From the listing below, pull out every line where the string "daxia" appears.
--- begin ---
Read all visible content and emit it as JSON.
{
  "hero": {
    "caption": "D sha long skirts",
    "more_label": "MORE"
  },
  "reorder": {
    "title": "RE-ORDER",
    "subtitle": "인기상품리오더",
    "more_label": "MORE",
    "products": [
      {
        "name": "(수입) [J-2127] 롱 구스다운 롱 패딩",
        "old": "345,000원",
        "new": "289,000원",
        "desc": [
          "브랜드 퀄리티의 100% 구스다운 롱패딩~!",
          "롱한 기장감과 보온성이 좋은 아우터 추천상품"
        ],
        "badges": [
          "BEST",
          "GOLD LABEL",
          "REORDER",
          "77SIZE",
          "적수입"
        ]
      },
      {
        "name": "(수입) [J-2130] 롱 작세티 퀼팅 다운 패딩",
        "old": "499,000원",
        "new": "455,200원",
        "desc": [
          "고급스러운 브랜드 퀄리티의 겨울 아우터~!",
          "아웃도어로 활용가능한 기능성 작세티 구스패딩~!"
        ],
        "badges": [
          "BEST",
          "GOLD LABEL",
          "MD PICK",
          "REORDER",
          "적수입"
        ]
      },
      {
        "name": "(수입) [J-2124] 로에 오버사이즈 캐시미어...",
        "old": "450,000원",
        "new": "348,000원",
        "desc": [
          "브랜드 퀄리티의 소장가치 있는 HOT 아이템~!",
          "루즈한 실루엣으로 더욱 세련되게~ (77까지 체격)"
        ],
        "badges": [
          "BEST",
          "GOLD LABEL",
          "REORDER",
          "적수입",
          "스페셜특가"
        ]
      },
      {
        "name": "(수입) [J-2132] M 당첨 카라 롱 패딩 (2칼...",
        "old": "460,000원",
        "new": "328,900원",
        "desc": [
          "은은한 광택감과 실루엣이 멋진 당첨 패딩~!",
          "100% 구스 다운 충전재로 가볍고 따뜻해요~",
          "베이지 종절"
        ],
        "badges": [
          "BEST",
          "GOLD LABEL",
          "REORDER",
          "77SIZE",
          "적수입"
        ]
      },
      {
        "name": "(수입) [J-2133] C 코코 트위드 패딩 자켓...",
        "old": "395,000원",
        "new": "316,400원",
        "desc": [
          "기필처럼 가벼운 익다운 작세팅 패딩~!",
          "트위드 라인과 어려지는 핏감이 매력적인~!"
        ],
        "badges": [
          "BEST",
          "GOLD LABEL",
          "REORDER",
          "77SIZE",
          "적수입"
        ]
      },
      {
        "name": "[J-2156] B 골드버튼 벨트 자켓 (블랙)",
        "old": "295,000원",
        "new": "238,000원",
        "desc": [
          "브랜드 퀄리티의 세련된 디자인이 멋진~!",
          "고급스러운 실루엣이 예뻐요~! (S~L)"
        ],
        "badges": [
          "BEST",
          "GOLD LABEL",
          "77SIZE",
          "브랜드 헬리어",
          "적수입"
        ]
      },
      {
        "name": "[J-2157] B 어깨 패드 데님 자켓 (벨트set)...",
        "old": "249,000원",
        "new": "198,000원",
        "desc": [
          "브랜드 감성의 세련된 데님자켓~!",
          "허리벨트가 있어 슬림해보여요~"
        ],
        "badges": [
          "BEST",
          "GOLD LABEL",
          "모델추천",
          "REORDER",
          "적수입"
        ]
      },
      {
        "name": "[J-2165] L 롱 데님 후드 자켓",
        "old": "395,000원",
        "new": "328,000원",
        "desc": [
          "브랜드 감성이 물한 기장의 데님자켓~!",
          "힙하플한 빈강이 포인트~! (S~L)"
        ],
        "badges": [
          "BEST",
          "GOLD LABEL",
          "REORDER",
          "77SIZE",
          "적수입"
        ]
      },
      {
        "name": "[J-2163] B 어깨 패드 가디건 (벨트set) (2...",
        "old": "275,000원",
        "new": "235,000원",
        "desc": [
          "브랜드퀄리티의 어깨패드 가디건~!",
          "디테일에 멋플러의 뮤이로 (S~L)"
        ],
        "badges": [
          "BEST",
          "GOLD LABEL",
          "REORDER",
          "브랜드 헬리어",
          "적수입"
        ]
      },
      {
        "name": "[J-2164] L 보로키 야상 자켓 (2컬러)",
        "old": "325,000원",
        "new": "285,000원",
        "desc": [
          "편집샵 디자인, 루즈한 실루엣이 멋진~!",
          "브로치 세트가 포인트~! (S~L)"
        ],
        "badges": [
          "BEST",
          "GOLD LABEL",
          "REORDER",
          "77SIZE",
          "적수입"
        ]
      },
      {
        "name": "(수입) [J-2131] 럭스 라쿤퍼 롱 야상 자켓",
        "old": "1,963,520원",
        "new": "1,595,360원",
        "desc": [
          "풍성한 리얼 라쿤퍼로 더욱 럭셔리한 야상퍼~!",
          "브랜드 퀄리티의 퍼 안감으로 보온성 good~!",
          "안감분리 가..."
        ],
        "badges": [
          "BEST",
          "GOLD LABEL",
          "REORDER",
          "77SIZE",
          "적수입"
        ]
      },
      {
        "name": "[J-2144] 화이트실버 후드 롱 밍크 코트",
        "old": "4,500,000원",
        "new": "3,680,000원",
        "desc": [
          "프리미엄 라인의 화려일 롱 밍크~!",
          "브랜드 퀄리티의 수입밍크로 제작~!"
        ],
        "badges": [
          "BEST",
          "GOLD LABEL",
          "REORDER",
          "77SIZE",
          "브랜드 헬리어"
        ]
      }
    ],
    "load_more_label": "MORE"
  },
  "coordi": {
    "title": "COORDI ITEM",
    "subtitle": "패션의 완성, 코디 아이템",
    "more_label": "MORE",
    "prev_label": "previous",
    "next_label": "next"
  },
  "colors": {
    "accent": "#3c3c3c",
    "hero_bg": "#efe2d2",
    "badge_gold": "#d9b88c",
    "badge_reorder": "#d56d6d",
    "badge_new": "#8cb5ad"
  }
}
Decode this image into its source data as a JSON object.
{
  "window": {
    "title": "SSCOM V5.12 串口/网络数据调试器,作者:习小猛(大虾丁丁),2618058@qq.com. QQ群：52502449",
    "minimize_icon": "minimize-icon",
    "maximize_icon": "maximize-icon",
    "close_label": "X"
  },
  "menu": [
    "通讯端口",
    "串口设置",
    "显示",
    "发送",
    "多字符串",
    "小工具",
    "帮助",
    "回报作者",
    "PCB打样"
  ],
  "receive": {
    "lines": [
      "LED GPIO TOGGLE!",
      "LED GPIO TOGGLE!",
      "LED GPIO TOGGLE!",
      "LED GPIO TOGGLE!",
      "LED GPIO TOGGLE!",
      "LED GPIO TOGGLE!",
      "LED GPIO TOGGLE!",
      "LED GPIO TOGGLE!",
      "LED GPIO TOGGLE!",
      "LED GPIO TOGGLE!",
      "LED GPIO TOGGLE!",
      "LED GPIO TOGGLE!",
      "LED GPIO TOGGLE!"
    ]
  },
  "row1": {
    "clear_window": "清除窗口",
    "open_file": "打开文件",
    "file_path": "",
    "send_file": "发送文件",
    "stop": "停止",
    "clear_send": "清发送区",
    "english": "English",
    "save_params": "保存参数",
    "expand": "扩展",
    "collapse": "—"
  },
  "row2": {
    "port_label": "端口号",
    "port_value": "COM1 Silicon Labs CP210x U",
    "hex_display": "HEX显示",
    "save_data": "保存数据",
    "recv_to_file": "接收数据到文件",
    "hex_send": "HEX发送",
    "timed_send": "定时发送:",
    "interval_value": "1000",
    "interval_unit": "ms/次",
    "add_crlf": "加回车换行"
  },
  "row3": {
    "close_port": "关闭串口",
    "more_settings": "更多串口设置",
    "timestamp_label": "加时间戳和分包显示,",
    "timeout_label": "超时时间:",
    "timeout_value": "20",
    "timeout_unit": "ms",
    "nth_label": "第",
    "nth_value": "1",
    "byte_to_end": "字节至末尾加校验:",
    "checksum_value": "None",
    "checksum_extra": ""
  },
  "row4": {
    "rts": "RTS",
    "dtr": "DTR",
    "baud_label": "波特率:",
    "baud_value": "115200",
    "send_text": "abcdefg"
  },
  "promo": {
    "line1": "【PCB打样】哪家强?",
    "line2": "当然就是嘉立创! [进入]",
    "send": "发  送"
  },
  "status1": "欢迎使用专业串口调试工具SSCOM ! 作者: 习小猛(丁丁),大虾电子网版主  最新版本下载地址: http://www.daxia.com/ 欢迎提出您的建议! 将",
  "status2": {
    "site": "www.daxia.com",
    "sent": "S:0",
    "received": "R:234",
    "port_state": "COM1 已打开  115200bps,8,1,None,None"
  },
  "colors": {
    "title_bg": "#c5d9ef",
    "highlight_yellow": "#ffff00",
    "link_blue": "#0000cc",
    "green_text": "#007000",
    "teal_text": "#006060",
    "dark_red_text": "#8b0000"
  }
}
--- end ---
> _ANSWER_:
  "status1": "欢迎使用专业串口调试工具SSCOM ! 作者: 习小猛(丁丁),大虾电子网版主  最新版本下载地址: http://www.daxia.com/ 欢迎提出您的建议! 将",
    "site": "www.daxia.com",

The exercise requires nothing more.